What EO 14028, EU CRA, and NIST CSF 2.0 Mean for Software Supply Chain Transparency

Whether you build or buy critical software, especially in healthcare, energy, automotive, or aerospace, you've likely heard of Executive Order 14028, the EU Cyber Resilience Act (CRA), and the updated National Institute of Standards and Technology (NIST) Cybersecurity Framework (CSF) 2.0.

These frameworks are redefining expectations for cybersecurity across the software lifecycle, shifting the focus from source code alone to the entire software ecosystem—firmware, binaries, and connected device software included.

Here’s what each framework introduces and what it requires.

EO 14028: Software Supply Chain Security as Federal Policy

Executive Order 14028, issued in May 2021, signaled a major shift in how the U.S. federal government approaches cybersecurity, especially for software supply chains. In response to high-profile breaches like SolarWinds, EO 14028 mandates new security practices for any software sold to or deployed by U.S. federal agencies. While EO 14028 is not a direct regulation for the private sector, its downstream influence is significant: organizations in healthcare, energy, defense, finance, and others are increasingly required to align with its principles through procurement or partner obligations.

OMB Memorandum M-22-18, published in 2022, operationalizes EO 14028 by defining the criteria for what counts as “critical software” and by requiring agencies to obtain assurances from software producers regarding secure development practices.

These requirements are shaping federal procurement policy and influencing industry best practices, including how regulated sectors manage third-party software risk.

Key mandates and implementation actions:

Software Bill of Materials (SBOMs) 

Agencies must obtain SBOMs for software components that meet the criteria for critical software. These SBOMs must be machine-readable (e.g., SPDX or CycloneDX), traceable, and kept current through software updates.

• **EXERCISE SET**
1 - In the software supply chain article, which memorandum operationalizes EO 14028?
2 - Decide whether each statement agrees with the software supply chain article, and quote the words that settle it:
(a) EO 14028 was issued in May 2021.
(b) EO 14028 directly regulates the private sector.
(c) The required SBOMs must be machine-readable.
3 - Extend the software supply chain article with its next passage.

• **ITEMS**
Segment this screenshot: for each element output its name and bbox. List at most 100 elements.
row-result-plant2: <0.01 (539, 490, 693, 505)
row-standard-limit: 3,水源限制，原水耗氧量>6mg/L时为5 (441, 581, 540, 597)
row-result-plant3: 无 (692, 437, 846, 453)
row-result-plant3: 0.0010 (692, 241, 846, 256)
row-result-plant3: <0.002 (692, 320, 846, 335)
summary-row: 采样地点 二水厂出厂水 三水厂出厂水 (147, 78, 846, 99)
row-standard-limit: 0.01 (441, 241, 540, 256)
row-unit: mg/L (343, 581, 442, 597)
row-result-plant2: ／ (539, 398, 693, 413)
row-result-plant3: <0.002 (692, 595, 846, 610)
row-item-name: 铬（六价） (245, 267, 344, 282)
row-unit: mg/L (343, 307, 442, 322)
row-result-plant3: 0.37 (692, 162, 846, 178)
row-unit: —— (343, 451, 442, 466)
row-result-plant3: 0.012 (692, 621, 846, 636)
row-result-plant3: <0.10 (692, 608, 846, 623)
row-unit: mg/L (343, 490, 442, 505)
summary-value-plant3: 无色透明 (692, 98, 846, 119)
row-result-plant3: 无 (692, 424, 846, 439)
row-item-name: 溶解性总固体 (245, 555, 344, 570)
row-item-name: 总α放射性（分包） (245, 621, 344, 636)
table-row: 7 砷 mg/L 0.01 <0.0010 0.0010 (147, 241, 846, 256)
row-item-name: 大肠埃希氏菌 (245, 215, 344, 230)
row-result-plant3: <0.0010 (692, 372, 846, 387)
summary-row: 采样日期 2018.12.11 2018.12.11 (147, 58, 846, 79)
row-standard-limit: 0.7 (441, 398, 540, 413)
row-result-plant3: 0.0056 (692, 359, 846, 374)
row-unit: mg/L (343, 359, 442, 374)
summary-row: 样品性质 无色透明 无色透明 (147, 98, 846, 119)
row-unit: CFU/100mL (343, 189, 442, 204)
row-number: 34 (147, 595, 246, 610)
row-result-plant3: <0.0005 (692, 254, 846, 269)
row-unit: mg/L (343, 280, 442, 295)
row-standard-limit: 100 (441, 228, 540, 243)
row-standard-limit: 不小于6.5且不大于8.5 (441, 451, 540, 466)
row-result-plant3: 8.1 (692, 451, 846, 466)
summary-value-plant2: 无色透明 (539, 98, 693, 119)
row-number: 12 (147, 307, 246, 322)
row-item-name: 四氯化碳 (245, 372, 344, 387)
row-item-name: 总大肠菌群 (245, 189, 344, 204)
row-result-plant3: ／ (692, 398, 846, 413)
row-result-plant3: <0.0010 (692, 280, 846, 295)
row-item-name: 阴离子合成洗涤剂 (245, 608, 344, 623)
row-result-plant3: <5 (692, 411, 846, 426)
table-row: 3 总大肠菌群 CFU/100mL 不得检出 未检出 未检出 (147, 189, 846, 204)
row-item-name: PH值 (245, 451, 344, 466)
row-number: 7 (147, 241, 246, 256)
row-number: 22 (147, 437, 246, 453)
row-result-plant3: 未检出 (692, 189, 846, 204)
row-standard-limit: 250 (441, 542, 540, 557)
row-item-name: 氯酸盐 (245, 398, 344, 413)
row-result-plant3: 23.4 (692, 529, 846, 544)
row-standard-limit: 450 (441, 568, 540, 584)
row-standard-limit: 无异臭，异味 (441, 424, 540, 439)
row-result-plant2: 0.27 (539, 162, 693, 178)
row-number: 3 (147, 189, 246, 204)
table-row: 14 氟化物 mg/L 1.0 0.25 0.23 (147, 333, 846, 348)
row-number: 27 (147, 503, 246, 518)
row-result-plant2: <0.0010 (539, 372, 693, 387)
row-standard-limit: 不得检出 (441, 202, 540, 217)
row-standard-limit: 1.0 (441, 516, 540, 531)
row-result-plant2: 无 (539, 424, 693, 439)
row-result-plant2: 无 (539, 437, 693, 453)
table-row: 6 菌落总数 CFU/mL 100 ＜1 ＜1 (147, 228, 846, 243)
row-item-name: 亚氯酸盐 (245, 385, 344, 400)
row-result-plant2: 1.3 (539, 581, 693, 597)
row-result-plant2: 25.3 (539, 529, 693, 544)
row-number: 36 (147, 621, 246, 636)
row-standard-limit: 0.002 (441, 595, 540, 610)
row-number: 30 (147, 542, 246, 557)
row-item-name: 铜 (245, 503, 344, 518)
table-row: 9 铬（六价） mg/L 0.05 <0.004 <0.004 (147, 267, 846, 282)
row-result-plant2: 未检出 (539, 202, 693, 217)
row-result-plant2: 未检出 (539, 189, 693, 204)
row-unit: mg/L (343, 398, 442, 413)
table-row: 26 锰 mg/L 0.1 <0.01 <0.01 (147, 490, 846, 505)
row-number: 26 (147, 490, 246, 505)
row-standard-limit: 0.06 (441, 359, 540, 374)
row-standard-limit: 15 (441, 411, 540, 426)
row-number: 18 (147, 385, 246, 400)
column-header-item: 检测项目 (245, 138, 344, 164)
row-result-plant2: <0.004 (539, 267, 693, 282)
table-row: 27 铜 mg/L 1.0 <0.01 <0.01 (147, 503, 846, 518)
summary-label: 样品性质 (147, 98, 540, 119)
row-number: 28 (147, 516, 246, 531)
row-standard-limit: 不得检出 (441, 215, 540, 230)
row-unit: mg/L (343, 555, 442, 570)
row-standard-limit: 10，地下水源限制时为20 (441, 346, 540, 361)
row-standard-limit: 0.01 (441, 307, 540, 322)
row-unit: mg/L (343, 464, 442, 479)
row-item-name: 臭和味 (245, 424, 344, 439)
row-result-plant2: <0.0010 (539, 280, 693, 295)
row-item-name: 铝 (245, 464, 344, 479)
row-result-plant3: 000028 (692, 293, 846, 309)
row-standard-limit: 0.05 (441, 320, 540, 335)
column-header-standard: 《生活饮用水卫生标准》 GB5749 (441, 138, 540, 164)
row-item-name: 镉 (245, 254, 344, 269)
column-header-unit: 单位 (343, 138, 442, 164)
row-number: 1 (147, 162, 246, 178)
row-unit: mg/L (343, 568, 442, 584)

• **ANSWERS TO THE TASKS**
1 - OMB Memorandum M-22-18, published in 2022.

2 -
(a) Yes: "Executive Order 14028, issued in May 2021"
(b) No: "EO 14028 is not a direct regulation for the private sector"
(c) Yes: "These SBOMs must be machine-readable (e.g., SPDX or CycloneDX)"

3 -
Secure software development attestation 

Software vendors must provide a signed self-attestation declaring adherence to secure development practices aligned with NIST SP 800-218, the Secure Software Development Framework (SSDF). This includes practices for source code control, build integrity, vulnerability management, and threat modeling.

Third-party software verification

Agencies are encouraged to request independent artifacts or documentation, beyond attestation, demonstrating the integrity of vendor-supplied binaries. This includes SBOMs, test results, or other evidence showing how the software was built and secured.

Inventory and vulnerability management

Agencies must maintain internal software inventories and track vulnerabilities disclosed post-deployment. Vendors are expected to support this by providing vulnerability disclosure processes and update mechanisms.

CISA SBOM guidance and tooling

The Cybersecurity and Infrastructure Security Agency (CISA) has issued guidance for SBOM generation, sharing, and validation. Tools and formats are being developed under CISA’s SBOM community efforts (including CISA’s SBOM “Minimum Elements”).

Even if your organization doesn’t sell directly to the federal government, EO 14028 and revised CISA guidance may still apply indirectly. Many organizations and integrators now require EO-aligned attestation and SBOMs as part of their supply chain due diligence. In practice, EO 14028 requirements are influencing commercial procurement standards, making transparency and secure development baseline expectations for software vendors in regulated sectors.

CISA is also in the process of updating its SBOM Minimum Elements guidance (2025 draft). We are preparing a response to their request for comments and will publish our perspective and recommendations in an upcoming blog.

NIST CSF 2.0: Third-Party and Software Supply Chain Risk 

Released in 2024, the NIST CSF 2.0 is the first major update since the framework’s original 2014 debut. It adds a sixth core function, Govern (GV), which explicitly emphasizes oversight, accountability, and third-party risk management.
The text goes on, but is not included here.